RAW DATA:
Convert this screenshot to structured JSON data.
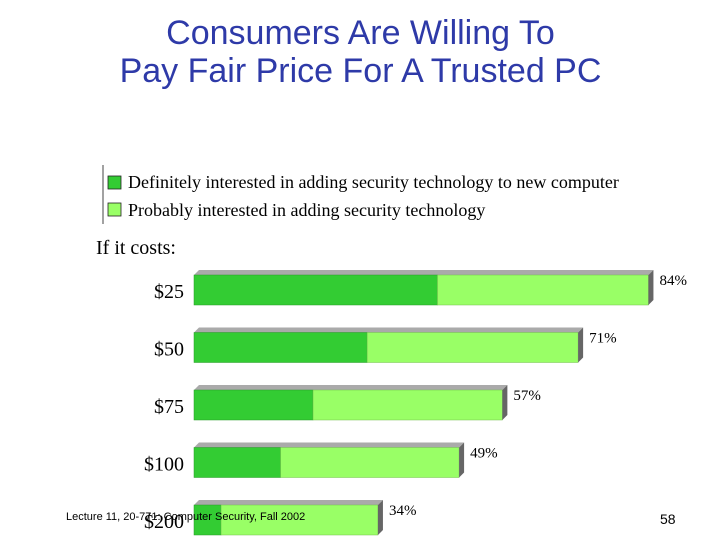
{
  "slide": {
    "title_line1": "Consumers Are Willing To",
    "title_line2": "Pay Fair Price For A Trusted PC",
    "footer": "Lecture 11, 20-771: Computer Security, Fall 2002",
    "page_number": "58"
  },
  "chart_data": {
    "type": "bar",
    "orientation": "horizontal",
    "stacked": true,
    "title": "",
    "xlabel": "",
    "ylabel": "If it costs:",
    "categories": [
      "$25",
      "$50",
      "$75",
      "$100",
      "$200"
    ],
    "series": [
      {
        "name": "Definitely interested in adding security technology to new computer",
        "values": [
          45,
          32,
          22,
          16,
          5
        ],
        "color": "#33cc33"
      },
      {
        "name": "Probably interested in adding security technology",
        "values": [
          39,
          39,
          35,
          33,
          29
        ],
        "color": "#99ff66"
      }
    ],
    "totals": [
      84,
      71,
      57,
      49,
      34
    ],
    "total_labels": [
      "84%",
      "71%",
      "57%",
      "49%",
      "34%"
    ],
    "xlim": [
      0,
      100
    ],
    "grid": false,
    "legend_position": "top",
    "style": "3d"
  }
}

TASK DIRECTIONS: Lines containing the string "adding" are to be selected and copied.

THE ANSWER:
        "name": "Definitely interested in adding security technology to new computer",
        "name": "Probably interested in adding security technology",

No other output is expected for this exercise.